» **EXTRAIT DU DOCUMENT**:
((

Il célèbre les identités noires depuis le commencement de sa maison de mode Pyer Moss, fondée en 2013. Mais là, Kerby Jean-Raymond vient de le faire sous la sacro-sainte appellation de la haute couture, soit un cercle très restreint de grands couturiers. Il affirme d’ailleurs être le premier afro-américain à défiler en son nom dans ce cadre (mais pas le premier noir, comme l’affirment à tort de nombreux médias, qui invisibilisent alors le grand couturier camerounais Imane Ayissi, ou le somali-éthiopien Olivier Rousteing pour la maison Balmain).
Questionner les notions d’héritage et de patrimoine si chères à la haute couture
« Haute couture » est une expression souvent utilisée abusivement pour désigner n’importe quelle marque de luxe qui défilerait. Or, il s’agit d’une appellation juridiquement protégée qui implique de répondre à de nombreux critères d’exigence, dont celui de créations entièrement réalisées à la main.
Pour ce premier défilé haute couture, Kerby Jean-Raymond a mis ces critères d’exigence au service d’une audacieuse collection qui tient plus du discours artistique et politique que des robes pour tapis rouge.
Le fondateur de Pyer Moss a ainsi choisi de défiler dans un lieu lui-même chargé d’histoire : la Villa Lewaro, un manoir en banlieue de New York City, commandé par Madam C.J. Walker (1867 – 1919). Cette fille d’esclaves a été la première femme documentée à devenir millionnaire par elle-même (et non par héritage) des États-Unis. Et ce, grâce à sa marque de cosmétiques adressée aux femmes noires. Une série inspirée de sa vie et baptisée Self Made a d’ailleurs été diffusée sur Netflix.

))

» **MATÉRIEL FOURNI**:

((

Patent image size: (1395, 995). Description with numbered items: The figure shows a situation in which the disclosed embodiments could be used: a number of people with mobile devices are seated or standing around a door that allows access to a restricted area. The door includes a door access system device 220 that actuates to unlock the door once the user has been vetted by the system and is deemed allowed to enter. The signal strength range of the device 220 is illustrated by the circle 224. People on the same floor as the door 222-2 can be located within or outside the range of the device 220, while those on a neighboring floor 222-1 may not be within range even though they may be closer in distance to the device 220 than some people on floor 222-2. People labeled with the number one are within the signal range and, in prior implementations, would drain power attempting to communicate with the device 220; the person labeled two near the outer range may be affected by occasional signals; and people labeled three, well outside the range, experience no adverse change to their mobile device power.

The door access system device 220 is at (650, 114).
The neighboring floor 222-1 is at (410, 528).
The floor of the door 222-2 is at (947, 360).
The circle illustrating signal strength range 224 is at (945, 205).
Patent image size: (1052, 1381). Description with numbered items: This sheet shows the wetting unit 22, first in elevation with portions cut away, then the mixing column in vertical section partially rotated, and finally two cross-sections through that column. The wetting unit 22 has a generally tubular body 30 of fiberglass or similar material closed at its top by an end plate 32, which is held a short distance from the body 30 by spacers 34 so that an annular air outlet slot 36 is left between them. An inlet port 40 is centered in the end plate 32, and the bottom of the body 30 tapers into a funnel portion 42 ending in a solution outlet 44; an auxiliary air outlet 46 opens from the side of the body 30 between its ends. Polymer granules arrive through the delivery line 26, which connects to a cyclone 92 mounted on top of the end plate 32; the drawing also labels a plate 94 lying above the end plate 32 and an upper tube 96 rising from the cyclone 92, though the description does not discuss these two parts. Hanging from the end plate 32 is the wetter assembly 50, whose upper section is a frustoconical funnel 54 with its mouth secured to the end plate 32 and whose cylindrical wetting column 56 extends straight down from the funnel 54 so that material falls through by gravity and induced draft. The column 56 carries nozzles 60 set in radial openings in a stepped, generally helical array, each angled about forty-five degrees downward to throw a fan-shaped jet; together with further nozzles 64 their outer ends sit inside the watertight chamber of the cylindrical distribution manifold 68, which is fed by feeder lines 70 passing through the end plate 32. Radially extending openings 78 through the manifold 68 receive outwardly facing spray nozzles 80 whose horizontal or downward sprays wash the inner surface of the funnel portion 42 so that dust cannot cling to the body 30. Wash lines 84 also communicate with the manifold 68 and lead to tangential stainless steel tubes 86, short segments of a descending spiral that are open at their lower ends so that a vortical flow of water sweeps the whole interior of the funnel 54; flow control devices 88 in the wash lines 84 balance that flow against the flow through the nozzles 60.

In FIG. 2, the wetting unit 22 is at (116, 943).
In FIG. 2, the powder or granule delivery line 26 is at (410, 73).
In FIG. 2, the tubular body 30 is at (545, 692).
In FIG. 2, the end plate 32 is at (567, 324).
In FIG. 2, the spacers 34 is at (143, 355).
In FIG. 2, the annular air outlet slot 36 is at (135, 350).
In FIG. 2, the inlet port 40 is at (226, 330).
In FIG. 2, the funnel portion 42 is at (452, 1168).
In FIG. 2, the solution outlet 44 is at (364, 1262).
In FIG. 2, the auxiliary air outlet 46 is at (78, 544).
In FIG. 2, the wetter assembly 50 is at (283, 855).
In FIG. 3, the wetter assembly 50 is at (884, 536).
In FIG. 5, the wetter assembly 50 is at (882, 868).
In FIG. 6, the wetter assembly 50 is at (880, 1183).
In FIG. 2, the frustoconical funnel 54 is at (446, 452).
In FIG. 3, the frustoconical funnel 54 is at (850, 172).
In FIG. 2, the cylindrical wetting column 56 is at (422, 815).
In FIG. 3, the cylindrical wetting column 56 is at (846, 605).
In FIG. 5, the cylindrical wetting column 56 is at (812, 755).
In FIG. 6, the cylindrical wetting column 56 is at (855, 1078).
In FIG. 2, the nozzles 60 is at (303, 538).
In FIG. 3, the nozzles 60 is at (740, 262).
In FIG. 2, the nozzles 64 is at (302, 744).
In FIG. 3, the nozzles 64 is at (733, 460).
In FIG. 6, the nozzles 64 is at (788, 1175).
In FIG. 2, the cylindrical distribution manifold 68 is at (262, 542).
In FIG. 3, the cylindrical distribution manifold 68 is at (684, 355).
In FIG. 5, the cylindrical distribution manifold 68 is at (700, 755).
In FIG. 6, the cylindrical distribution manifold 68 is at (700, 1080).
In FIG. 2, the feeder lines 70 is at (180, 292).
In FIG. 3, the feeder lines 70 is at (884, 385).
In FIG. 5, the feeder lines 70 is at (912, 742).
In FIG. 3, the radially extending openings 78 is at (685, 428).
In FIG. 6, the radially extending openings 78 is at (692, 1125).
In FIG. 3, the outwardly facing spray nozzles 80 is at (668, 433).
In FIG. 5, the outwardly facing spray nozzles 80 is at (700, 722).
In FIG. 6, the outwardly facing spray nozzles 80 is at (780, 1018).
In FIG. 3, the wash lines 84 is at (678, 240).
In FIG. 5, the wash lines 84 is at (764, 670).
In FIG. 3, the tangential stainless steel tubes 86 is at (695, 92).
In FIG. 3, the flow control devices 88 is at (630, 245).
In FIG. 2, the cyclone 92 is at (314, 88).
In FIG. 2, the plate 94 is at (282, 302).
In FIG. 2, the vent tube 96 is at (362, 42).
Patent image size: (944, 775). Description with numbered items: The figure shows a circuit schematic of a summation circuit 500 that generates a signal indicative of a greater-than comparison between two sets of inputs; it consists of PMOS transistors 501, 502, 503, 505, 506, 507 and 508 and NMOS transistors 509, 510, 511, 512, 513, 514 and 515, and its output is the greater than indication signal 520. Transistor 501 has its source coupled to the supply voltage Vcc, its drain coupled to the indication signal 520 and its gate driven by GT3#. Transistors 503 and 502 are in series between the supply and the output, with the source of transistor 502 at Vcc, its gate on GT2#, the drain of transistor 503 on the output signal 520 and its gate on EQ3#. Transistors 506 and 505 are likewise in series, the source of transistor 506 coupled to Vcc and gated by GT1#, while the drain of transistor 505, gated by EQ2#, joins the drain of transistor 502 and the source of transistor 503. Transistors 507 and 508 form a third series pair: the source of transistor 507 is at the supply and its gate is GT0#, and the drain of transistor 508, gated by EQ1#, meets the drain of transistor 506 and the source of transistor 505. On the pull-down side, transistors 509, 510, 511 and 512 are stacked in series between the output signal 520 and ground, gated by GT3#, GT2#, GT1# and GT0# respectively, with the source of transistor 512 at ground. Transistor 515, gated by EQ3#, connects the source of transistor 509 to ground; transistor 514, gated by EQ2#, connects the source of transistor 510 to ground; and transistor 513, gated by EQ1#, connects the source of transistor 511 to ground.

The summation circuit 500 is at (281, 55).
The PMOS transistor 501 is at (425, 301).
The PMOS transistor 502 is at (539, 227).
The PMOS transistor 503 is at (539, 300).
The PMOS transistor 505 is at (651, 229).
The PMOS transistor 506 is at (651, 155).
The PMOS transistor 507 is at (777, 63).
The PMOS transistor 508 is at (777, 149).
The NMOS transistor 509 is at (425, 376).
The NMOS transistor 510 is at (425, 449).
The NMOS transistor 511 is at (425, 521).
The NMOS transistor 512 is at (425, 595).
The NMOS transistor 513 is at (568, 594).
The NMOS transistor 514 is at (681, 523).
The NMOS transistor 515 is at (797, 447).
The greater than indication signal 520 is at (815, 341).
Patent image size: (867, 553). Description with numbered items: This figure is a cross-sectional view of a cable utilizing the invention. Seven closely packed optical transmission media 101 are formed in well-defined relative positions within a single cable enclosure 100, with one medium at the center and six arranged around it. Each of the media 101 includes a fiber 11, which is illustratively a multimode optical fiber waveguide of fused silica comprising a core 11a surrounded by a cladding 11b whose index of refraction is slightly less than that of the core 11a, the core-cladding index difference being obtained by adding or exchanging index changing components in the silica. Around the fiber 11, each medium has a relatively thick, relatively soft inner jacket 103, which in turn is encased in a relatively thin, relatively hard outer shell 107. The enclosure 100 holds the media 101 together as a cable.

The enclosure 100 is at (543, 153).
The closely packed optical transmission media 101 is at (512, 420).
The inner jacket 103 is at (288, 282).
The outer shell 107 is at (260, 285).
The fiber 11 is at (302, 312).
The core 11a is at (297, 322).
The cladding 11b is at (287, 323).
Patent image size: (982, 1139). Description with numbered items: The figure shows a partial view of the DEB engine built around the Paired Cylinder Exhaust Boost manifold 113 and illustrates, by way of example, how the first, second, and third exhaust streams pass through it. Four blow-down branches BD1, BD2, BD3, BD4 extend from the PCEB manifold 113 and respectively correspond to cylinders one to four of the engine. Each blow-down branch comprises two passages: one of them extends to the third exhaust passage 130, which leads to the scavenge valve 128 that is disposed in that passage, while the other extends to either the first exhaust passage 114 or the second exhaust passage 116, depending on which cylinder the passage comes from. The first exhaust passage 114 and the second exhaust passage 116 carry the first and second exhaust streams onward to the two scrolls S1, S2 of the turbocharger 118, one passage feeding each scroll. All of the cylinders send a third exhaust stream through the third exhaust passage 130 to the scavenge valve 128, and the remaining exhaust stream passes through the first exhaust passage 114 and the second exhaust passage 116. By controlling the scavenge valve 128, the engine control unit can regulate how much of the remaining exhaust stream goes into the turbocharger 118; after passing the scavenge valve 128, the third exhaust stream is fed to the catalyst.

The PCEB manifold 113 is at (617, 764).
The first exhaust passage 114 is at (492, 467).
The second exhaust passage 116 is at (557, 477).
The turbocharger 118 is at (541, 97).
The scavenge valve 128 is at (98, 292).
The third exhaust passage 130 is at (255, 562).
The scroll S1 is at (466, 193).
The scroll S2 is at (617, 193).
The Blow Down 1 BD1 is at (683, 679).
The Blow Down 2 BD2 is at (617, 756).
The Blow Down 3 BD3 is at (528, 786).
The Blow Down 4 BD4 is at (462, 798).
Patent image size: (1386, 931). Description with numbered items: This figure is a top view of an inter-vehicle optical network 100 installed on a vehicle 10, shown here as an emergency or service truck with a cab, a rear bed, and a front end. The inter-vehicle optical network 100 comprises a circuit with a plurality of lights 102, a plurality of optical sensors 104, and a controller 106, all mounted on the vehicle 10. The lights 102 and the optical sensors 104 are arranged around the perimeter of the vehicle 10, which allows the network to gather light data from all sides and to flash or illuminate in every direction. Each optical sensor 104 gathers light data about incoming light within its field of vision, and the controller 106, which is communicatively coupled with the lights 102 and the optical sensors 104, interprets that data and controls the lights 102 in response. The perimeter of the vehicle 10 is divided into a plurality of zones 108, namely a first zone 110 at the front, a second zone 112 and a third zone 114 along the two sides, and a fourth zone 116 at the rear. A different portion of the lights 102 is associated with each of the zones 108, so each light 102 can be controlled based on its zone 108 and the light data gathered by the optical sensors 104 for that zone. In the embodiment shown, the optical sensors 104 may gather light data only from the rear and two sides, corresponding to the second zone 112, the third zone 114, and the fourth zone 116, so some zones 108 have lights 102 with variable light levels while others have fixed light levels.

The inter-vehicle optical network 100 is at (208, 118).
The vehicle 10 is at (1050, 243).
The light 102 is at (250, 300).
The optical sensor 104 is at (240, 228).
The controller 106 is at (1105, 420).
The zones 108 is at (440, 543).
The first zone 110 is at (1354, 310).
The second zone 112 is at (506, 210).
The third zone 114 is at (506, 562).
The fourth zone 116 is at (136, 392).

))

Recopiez à l'identique le passage de l'extrait sur le défilé haute couture de Pyer Moss, de « Il célèbre les » à « la maison Balmain). ».

Il célèbre les identités noires depuis le commencement de sa maison de mode Pyer Moss, fondée en 2013. Mais là, Kerby Jean-Raymond vient de le faire sous la sacro-sainte appellation de la haute couture, soit un cercle très restreint de grands couturiers. Il affirme d’ailleurs être le premier afro-américain à défiler en son nom dans ce cadre (mais pas le premier noir, comme l’affirment à tort de nombreux médias, qui invisibilisent alors le grand couturier camerounais Imane Ayissi, ou le somali-éthiopien Olivier Rousteing pour la maison Balmain).